── Supplied entries

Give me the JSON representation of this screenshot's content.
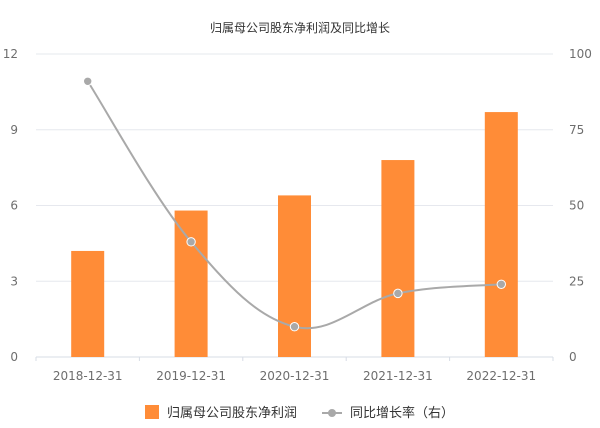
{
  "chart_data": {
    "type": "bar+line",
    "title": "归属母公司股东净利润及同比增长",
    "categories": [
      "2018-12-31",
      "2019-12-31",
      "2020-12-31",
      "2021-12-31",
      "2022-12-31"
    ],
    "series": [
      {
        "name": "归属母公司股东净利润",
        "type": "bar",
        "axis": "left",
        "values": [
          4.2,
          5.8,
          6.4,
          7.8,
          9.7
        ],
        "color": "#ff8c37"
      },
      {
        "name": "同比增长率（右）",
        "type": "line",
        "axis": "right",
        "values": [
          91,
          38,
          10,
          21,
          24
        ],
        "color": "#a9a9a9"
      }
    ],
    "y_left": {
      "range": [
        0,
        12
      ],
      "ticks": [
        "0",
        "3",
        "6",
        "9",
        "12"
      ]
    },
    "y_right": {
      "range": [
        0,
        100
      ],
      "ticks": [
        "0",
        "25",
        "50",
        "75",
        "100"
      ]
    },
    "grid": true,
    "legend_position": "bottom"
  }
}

────

Pictures appear in the records above. Output everything except them, exactly.

Give me the JSON representation of this screenshot's content.
{
  "chart_data": {
    "type": "bar+line",
    "title": "归属母公司股东净利润及同比增长",
    "categories": [
      "2018-12-31",
      "2019-12-31",
      "2020-12-31",
      "2021-12-31",
      "2022-12-31"
    ],
    "series": [
      {
        "name": "归属母公司股东净利润",
        "type": "bar",
        "axis": "left",
        "values": [
          4.2,
          5.8,
          6.4,
          7.8,
          9.7
        ],
        "color": "#ff8c37"
      },
      {
        "name": "同比增长率（右）",
        "type": "line",
        "axis": "right",
        "values": [
          91,
          38,
          10,
          21,
          24
        ],
        "color": "#a9a9a9"
      }
    ],
    "y_left": {
      "range": [
        0,
        12
      ],
      "ticks": [
        "0",
        "3",
        "6",
        "9",
        "12"
      ]
    },
    "y_right": {
      "range": [
        0,
        100
      ],
      "ticks": [
        "0",
        "25",
        "50",
        "75",
        "100"
      ]
    },
    "grid": true,
    "legend_position": "bottom"
  }
}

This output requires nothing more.